Stated problem: Write the entries out again exactly as they stand, but without the pictures.

Dataset extract:
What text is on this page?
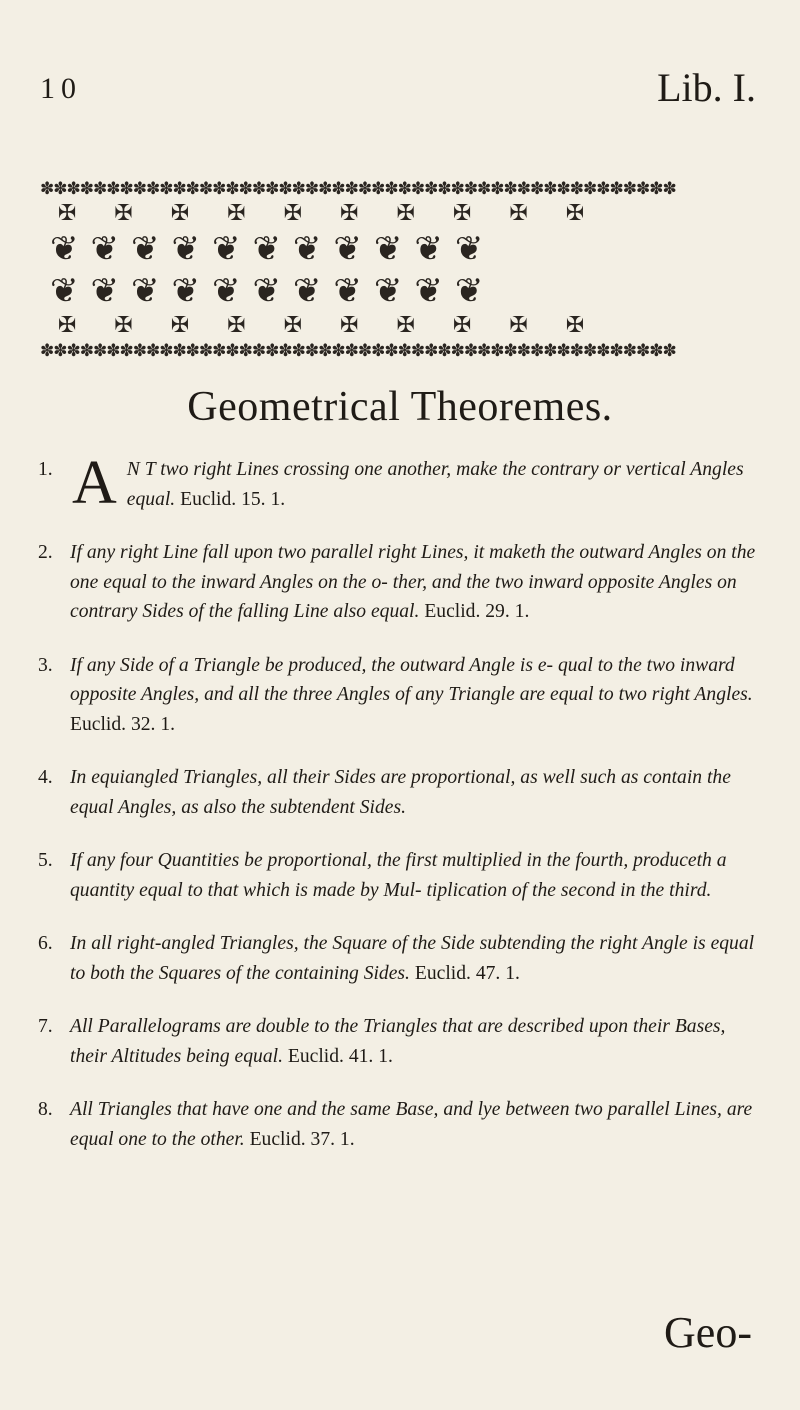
10	Lib. I.
✽✽✽✽✽✽✽✽✽✽✽✽✽✽✽✽✽✽✽✽✽✽✽✽✽✽✽✽✽✽✽✽✽✽✽✽✽✽✽✽✽✽✽✽✽✽✽✽
✠✠✠✠✠✠✠✠✠✠
❦❦❦❦❦❦❦❦❦❦❦
❦❦❦❦❦❦❦❦❦❦❦
✠✠✠✠✠✠✠✠✠✠
✽✽✽✽✽✽✽✽✽✽✽✽✽✽✽✽✽✽✽✽✽✽✽✽✽✽✽✽✽✽✽✽✽✽✽✽✽✽✽✽✽✽✽✽✽✽✽✽
Geometrical Theoremes.
1. A N T two right Lines crossing one another, make the contrary or vertical Angles equal. Euclid. 15. 1.
2. If any right Line fall upon two parallel right Lines, it maketh the outward Angles on the one equal to the inward Angles on the o- ther, and the two inward opposite Angles on contrary Sides of the falling Line also equal. Euclid. 29. 1.
3. If any Side of a Triangle be produced, the outward Angle is e- qual to the two inward opposite Angles, and all the three Angles of any Triangle are equal to two right Angles. Euclid. 32. 1.
4. In equiangled Triangles, all their Sides are proportional, as well such as contain the equal Angles, as also the subtendent Sides.
5. If any four Quantities be proportional, the first multiplied in the fourth, produceth a quantity equal to that which is made by Mul- tiplication of the second in the third.
6. In all right-angled Triangles, the Square of the Side subtending the right Angle is equal to both the Squares of the containing Sides. Euclid. 47. 1.
7. All Parallelograms are double to the Triangles that are described upon their Bases, their Altitudes being equal. Euclid. 41. 1.
8. All Triangles that have one and the same Base, and lye between two parallel Lines, are equal one to the other. Euclid. 37. 1.
Geo-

Result:
What text is on this page?
10	Lib. I.
✽✽✽✽✽✽✽✽✽✽✽✽✽✽✽✽✽✽✽✽✽✽✽✽✽✽✽✽✽✽✽✽✽✽✽✽✽✽✽✽✽✽✽✽✽✽✽✽
✠✠✠✠✠✠✠✠✠✠
❦❦❦❦❦❦❦❦❦❦❦
❦❦❦❦❦❦❦❦❦❦❦
✠✠✠✠✠✠✠✠✠✠
✽✽✽✽✽✽✽✽✽✽✽✽✽✽✽✽✽✽✽✽✽✽✽✽✽✽✽✽✽✽✽✽✽✽✽✽✽✽✽✽✽✽✽✽✽✽✽✽
Geometrical Theoremes.
1. A N T two right Lines crossing one another, make the contrary or vertical Angles equal. Euclid. 15. 1.
2. If any right Line fall upon two parallel right Lines, it maketh the outward Angles on the one equal to the inward Angles on the o- ther, and the two inward opposite Angles on contrary Sides of the falling Line also equal. Euclid. 29. 1.
3. If any Side of a Triangle be produced, the outward Angle is e- qual to the two inward opposite Angles, and all the three Angles of any Triangle are equal to two right Angles. Euclid. 32. 1.
4. In equiangled Triangles, all their Sides are proportional, as well such as contain the equal Angles, as also the subtendent Sides.
5. If any four Quantities be proportional, the first multiplied in the fourth, produceth a quantity equal to that which is made by Mul- tiplication of the second in the third.
6. In all right-angled Triangles, the Square of the Side subtending the right Angle is equal to both the Squares of the containing Sides. Euclid. 47. 1.
7. All Parallelograms are double to the Triangles that are described upon their Bases, their Altitudes being equal. Euclid. 41. 1.
8. All Triangles that have one and the same Base, and lye between two parallel Lines, are equal one to the other. Euclid. 37. 1.
Geo-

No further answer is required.